### DATASET ROWS
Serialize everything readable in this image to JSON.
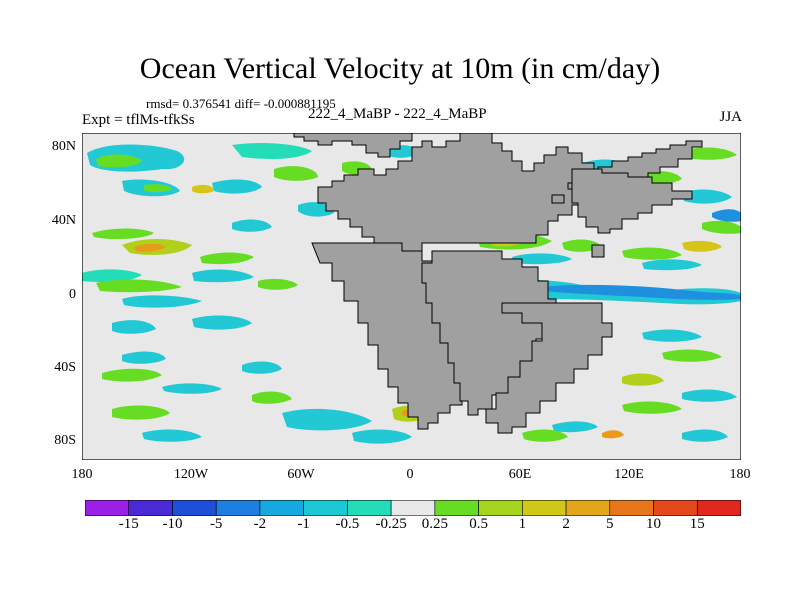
{
  "title": "Ocean Vertical Velocity at 10m (in cm/day)",
  "stats": "rmsd= 0.376541 diff= -0.000881195",
  "left_label": "Expt = tflMs-tfkSs",
  "center_label": "222_4_MaBP - 222_4_MaBP",
  "right_label": "JJA",
  "lat_labels": [
    "80N",
    "40N",
    "0",
    "40S",
    "80S"
  ],
  "lon_labels": [
    "180",
    "120W",
    "60W",
    "0",
    "60E",
    "120E",
    "180"
  ],
  "colorbar": {
    "labels": [
      "-15",
      "-10",
      "-5",
      "-2",
      "-1",
      "-0.5",
      "-0.25",
      "0.25",
      "0.5",
      "1",
      "2",
      "5",
      "10",
      "15"
    ],
    "colors": [
      "#9c1fe8",
      "#4a2ad6",
      "#1e4fd8",
      "#1f7fe0",
      "#15a9e0",
      "#1cc7d6",
      "#22ddb8",
      "#e8e8e8",
      "#66dd22",
      "#a6d41c",
      "#d0c818",
      "#e3a51a",
      "#e8761a",
      "#e5481c",
      "#e0281f"
    ]
  },
  "colors": {
    "land": "#a0a0a0",
    "ocean_background": "#e8e8e8",
    "cyan": "#22c9d4",
    "teal": "#22ddb8",
    "green": "#66dd22",
    "olive": "#b0d01c",
    "yellow": "#d6c518",
    "orange": "#e89a1a",
    "blue": "#1f8fe0"
  }
}
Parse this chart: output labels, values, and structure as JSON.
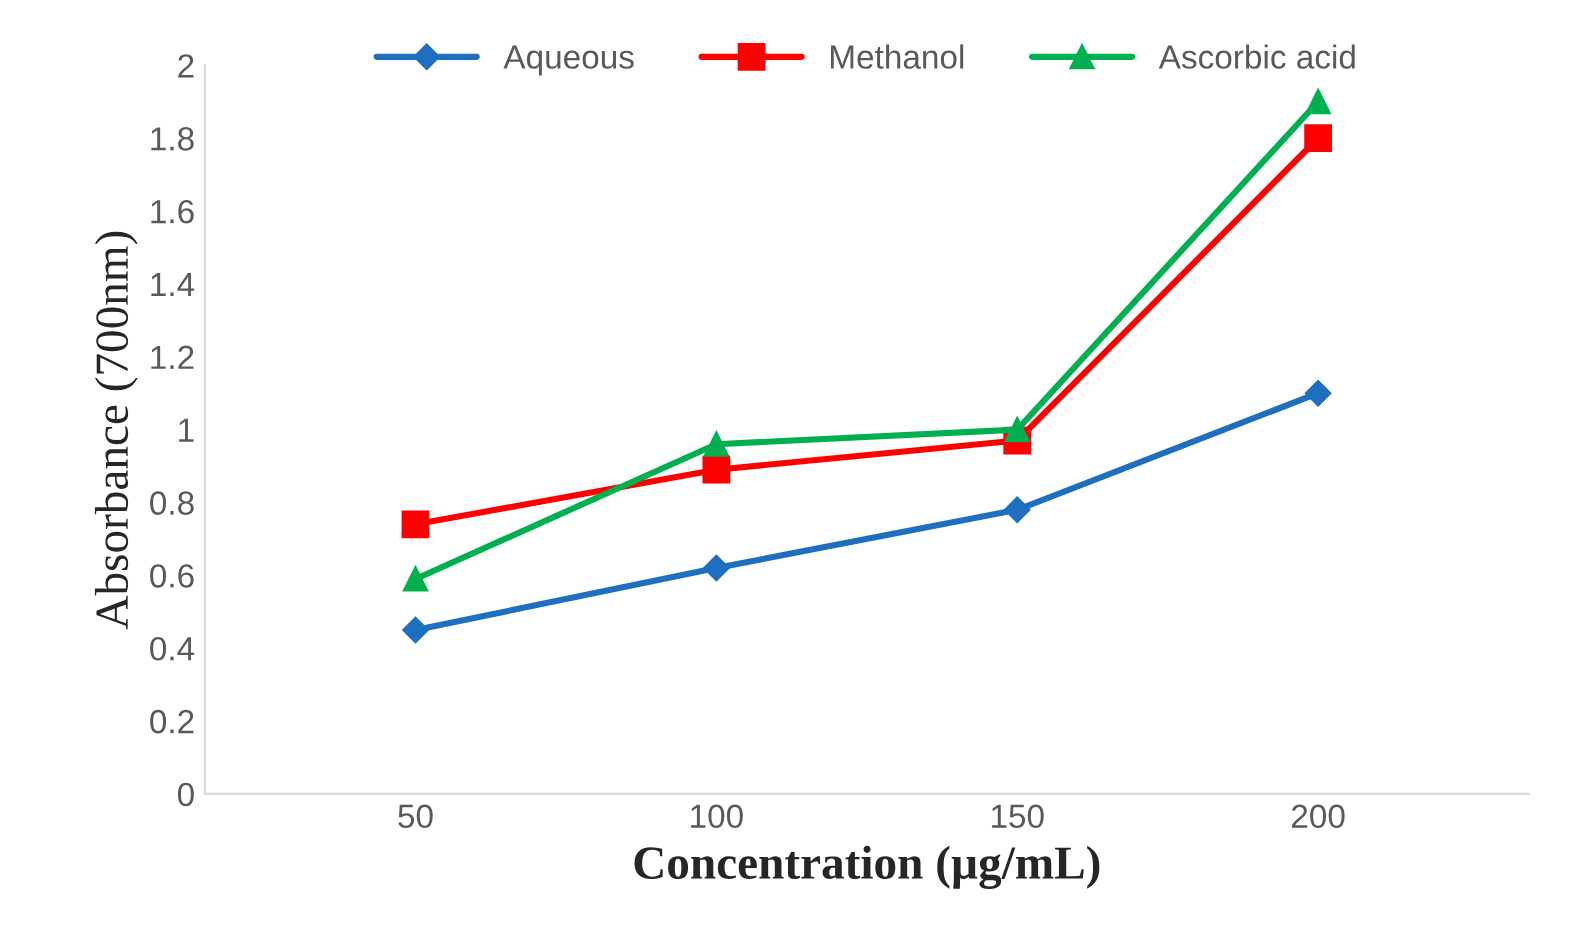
{
  "chart_data": {
    "type": "line",
    "xlabel": "Concentration (µg/mL)",
    "ylabel": "Absorbance (700nm)",
    "categories": [
      "50",
      "100",
      "150",
      "200"
    ],
    "series": [
      {
        "name": "Aqueous",
        "color": "#1f6fc0",
        "marker": "diamond",
        "values": [
          0.45,
          0.62,
          0.78,
          1.1
        ]
      },
      {
        "name": "Methanol",
        "color": "#ff0000",
        "marker": "square",
        "values": [
          0.74,
          0.89,
          0.97,
          1.8
        ]
      },
      {
        "name": "Ascorbic acid",
        "color": "#00b050",
        "marker": "triangle",
        "values": [
          0.59,
          0.96,
          1.0,
          1.9
        ]
      }
    ],
    "ylim": [
      0,
      2
    ],
    "yticks": [
      0,
      0.2,
      0.4,
      0.6,
      0.8,
      1,
      1.2,
      1.4,
      1.6,
      1.8,
      2
    ],
    "grid": false,
    "legend": "top",
    "line_style": "solid"
  }
}
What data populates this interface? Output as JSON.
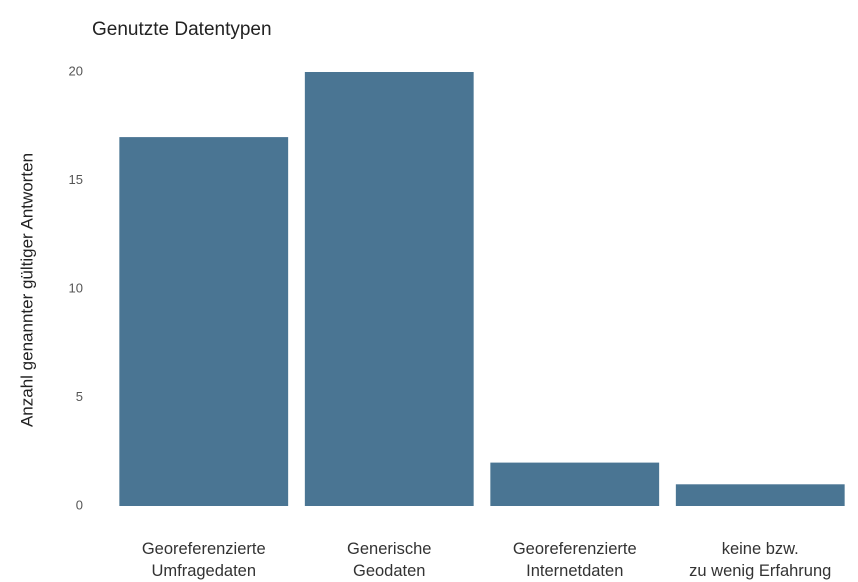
{
  "chart_data": {
    "type": "bar",
    "title": "Genutzte Datentypen",
    "y_label": "Anzahl genannter gültiger Antworten",
    "categories": [
      "Georeferenzierte\nUmfragedaten",
      "Generische\nGeodaten",
      "Georeferenzierte\nInternetdaten",
      "keine bzw.\nzu wenig Erfahrung"
    ],
    "values": [
      17,
      20,
      2,
      1
    ],
    "color": "#4a7593",
    "ylim": [
      0,
      20
    ],
    "yticks": [
      0,
      5,
      10,
      15,
      20
    ],
    "grid": false
  }
}
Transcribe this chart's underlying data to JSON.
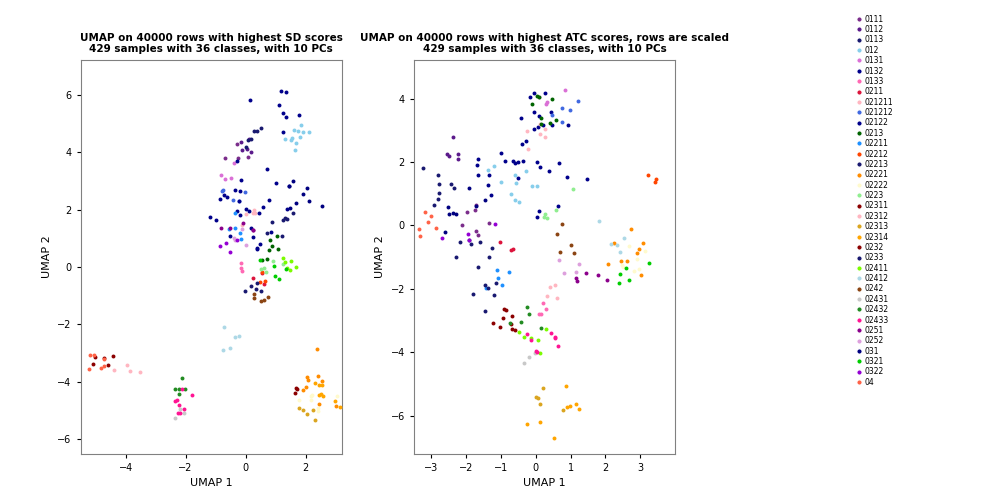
{
  "title1": "UMAP on 40000 rows with highest SD scores\n429 samples with 36 classes, with 10 PCs",
  "title2": "UMAP on 40000 rows with highest ATC scores, rows are scaled\n429 samples with 36 classes, with 10 PCs",
  "xlabel": "UMAP 1",
  "ylabel": "UMAP 2",
  "classes": [
    "0111",
    "0112",
    "0113",
    "012",
    "0131",
    "0132",
    "0133",
    "0211",
    "021211",
    "021212",
    "02122",
    "0213",
    "02211",
    "02212",
    "02213",
    "02221",
    "02222",
    "0223",
    "02311",
    "02312",
    "02313",
    "02314",
    "0232",
    "0233",
    "02411",
    "02412",
    "0242",
    "02431",
    "02432",
    "02433",
    "0251",
    "0252",
    "031",
    "0321",
    "0322",
    "04"
  ],
  "color_map": {
    "0111": "#7B2D8B",
    "0112": "#5B1A8B",
    "0113": "#191970",
    "012": "#87CEEB",
    "0131": "#DA70D6",
    "0132": "#00008B",
    "0133": "#FF69B4",
    "0211": "#DC143C",
    "021211": "#FFB6C1",
    "021212": "#4169E1",
    "02122": "#00008B",
    "0213": "#006400",
    "02211": "#1E90FF",
    "02212": "#FF4500",
    "02213": "#191970",
    "02221": "#FF8C00",
    "02222": "#FFFACD",
    "0223": "#90EE90",
    "02311": "#8B0000",
    "02312": "#FFB6C1",
    "02313": "#DAA520",
    "02314": "#FFA500",
    "0232": "#8B0000",
    "0233": "#191970",
    "02411": "#7CFC00",
    "02412": "#ADD8E6",
    "0242": "#8B4513",
    "02431": "#C8C8C8",
    "02432": "#228B22",
    "02433": "#FF1493",
    "0251": "#8B008B",
    "0252": "#DDA0DD",
    "031": "#000080",
    "0321": "#00CD00",
    "0322": "#9400D3",
    "04": "#FF6347"
  },
  "plot1_xlim": [
    -5.5,
    3.2
  ],
  "plot1_ylim": [
    -6.5,
    7.2
  ],
  "plot1_xticks": [
    -4,
    -2,
    0,
    2
  ],
  "plot1_yticks": [
    -6,
    -4,
    -2,
    0,
    2,
    4,
    6
  ],
  "plot2_xlim": [
    -3.5,
    4.0
  ],
  "plot2_ylim": [
    -7.2,
    5.2
  ],
  "plot2_xticks": [
    -3,
    -2,
    -1,
    0,
    1,
    2,
    3
  ],
  "plot2_yticks": [
    -6,
    -4,
    -2,
    0,
    2,
    4
  ],
  "background_color": "#ffffff",
  "point_size": 8
}
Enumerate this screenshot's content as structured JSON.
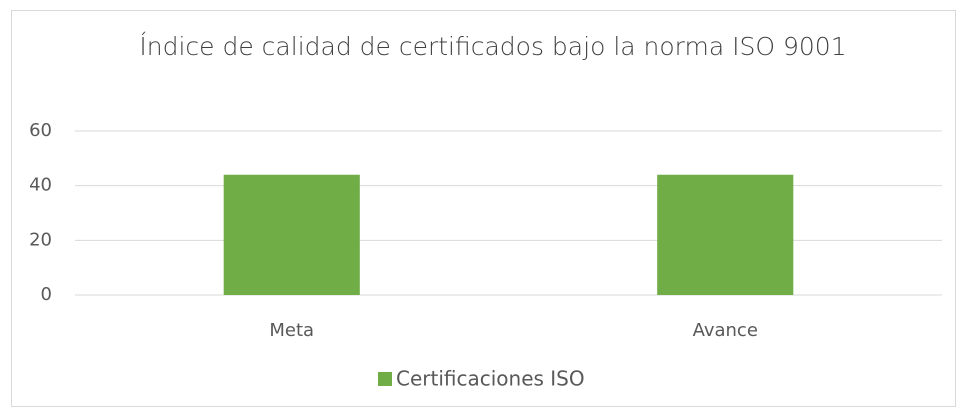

### GIVEN INSTRUCTION
Exclude the pictures and repeat every other part of the records word for word.

### OUTPUT
Serialize everything readable in this image to JSON.
{
  "title": "Ocean Vertical Velocity at 10m (in cm/day)",
  "stats": "rmsd= 0.376541 diff= -0.000881195",
  "left_label": "Expt = tflMs-tfkSs",
  "center_label": "222_4_MaBP - 222_4_MaBP",
  "right_label": "JJA",
  "lat_labels": [
    "80N",
    "40N",
    "0",
    "40S",
    "80S"
  ],
  "lon_labels": [
    "180",
    "120W",
    "60W",
    "0",
    "60E",
    "120E",
    "180"
  ],
  "colorbar": {
    "labels": [
      "-15",
      "-10",
      "-5",
      "-2",
      "-1",
      "-0.5",
      "-0.25",
      "0.25",
      "0.5",
      "1",
      "2",
      "5",
      "10",
      "15"
    ],
    "colors": [
      "#9c1fe8",
      "#4a2ad6",
      "#1e4fd8",
      "#1f7fe0",
      "#15a9e0",
      "#1cc7d6",
      "#22ddb8",
      "#e8e8e8",
      "#66dd22",
      "#a6d41c",
      "#d0c818",
      "#e3a51a",
      "#e8761a",
      "#e5481c",
      "#e0281f"
    ]
  },
  "colors": {
    "land": "#a0a0a0",
    "ocean_background": "#e8e8e8",
    "cyan": "#22c9d4",
    "teal": "#22ddb8",
    "green": "#66dd22",
    "olive": "#b0d01c",
    "yellow": "#d6c518",
    "orange": "#e89a1a",
    "blue": "#1f8fe0"
  }
}
Parse this chart: output labels, values, and structure as JSON.
{
  "chart_data": {
    "type": "line",
    "xlabel": "Concentration (µg/mL)",
    "ylabel": "Absorbance (700nm)",
    "categories": [
      "50",
      "100",
      "150",
      "200"
    ],
    "series": [
      {
        "name": "Aqueous",
        "color": "#1f6fc0",
        "marker": "diamond",
        "values": [
          0.45,
          0.62,
          0.78,
          1.1
        ]
      },
      {
        "name": "Methanol",
        "color": "#ff0000",
        "marker": "square",
        "values": [
          0.74,
          0.89,
          0.97,
          1.8
        ]
      },
      {
        "name": "Ascorbic acid",
        "color": "#00b050",
        "marker": "triangle",
        "values": [
          0.59,
          0.96,
          1.0,
          1.9
        ]
      }
    ],
    "ylim": [
      0,
      2
    ],
    "yticks": [
      0,
      0.2,
      0.4,
      0.6,
      0.8,
      1,
      1.2,
      1.4,
      1.6,
      1.8,
      2
    ],
    "grid": false,
    "legend": "top",
    "line_style": "solid"
  }
}
What data populates this interface? Output as JSON.
{
  "chart_data": {
    "type": "bar",
    "title": "Genutzte Datentypen",
    "y_label": "Anzahl genannter gültiger Antworten",
    "categories": [
      "Georeferenzierte\nUmfragedaten",
      "Generische\nGeodaten",
      "Georeferenzierte\nInternetdaten",
      "keine bzw.\nzu wenig Erfahrung"
    ],
    "values": [
      17,
      20,
      2,
      1
    ],
    "color": "#4a7593",
    "ylim": [
      0,
      20
    ],
    "yticks": [
      0,
      5,
      10,
      15,
      20
    ],
    "grid": false
  }
}
Transcribe this chart's underlying data to JSON.
{
  "title1": "UMAP on 40000 rows with highest SD scores\n429 samples with 36 classes, with 10 PCs",
  "title2": "UMAP on 40000 rows with highest ATC scores, rows are scaled\n429 samples with 36 classes, with 10 PCs",
  "xlabel": "UMAP 1",
  "ylabel": "UMAP 2",
  "classes": [
    "0111",
    "0112",
    "0113",
    "012",
    "0131",
    "0132",
    "0133",
    "0211",
    "021211",
    "021212",
    "02122",
    "0213",
    "02211",
    "02212",
    "02213",
    "02221",
    "02222",
    "0223",
    "02311",
    "02312",
    "02313",
    "02314",
    "0232",
    "0233",
    "02411",
    "02412",
    "0242",
    "02431",
    "02432",
    "02433",
    "0251",
    "0252",
    "031",
    "0321",
    "0322",
    "04"
  ],
  "color_map": {
    "0111": "#7B2D8B",
    "0112": "#5B1A8B",
    "0113": "#191970",
    "012": "#87CEEB",
    "0131": "#DA70D6",
    "0132": "#00008B",
    "0133": "#FF69B4",
    "0211": "#DC143C",
    "021211": "#FFB6C1",
    "021212": "#4169E1",
    "02122": "#00008B",
    "0213": "#006400",
    "02211": "#1E90FF",
    "02212": "#FF4500",
    "02213": "#191970",
    "02221": "#FF8C00",
    "02222": "#FFFACD",
    "0223": "#90EE90",
    "02311": "#8B0000",
    "02312": "#FFB6C1",
    "02313": "#DAA520",
    "02314": "#FFA500",
    "0232": "#8B0000",
    "0233": "#191970",
    "02411": "#7CFC00",
    "02412": "#ADD8E6",
    "0242": "#8B4513",
    "02431": "#C8C8C8",
    "02432": "#228B22",
    "02433": "#FF1493",
    "0251": "#8B008B",
    "0252": "#DDA0DD",
    "031": "#000080",
    "0321": "#00CD00",
    "0322": "#9400D3",
    "04": "#FF6347"
  },
  "plot1_xlim": [
    -5.5,
    3.2
  ],
  "plot1_ylim": [
    -6.5,
    7.2
  ],
  "plot1_xticks": [
    -4,
    -2,
    0,
    2
  ],
  "plot1_yticks": [
    -6,
    -4,
    -2,
    0,
    2,
    4,
    6
  ],
  "plot2_xlim": [
    -3.5,
    4.0
  ],
  "plot2_ylim": [
    -7.2,
    5.2
  ],
  "plot2_xticks": [
    -3,
    -2,
    -1,
    0,
    1,
    2,
    3
  ],
  "plot2_yticks": [
    -6,
    -4,
    -2,
    0,
    2,
    4
  ],
  "background_color": "#ffffff",
  "point_size": 8
}
Enumerate this screenshot's content as structured JSON.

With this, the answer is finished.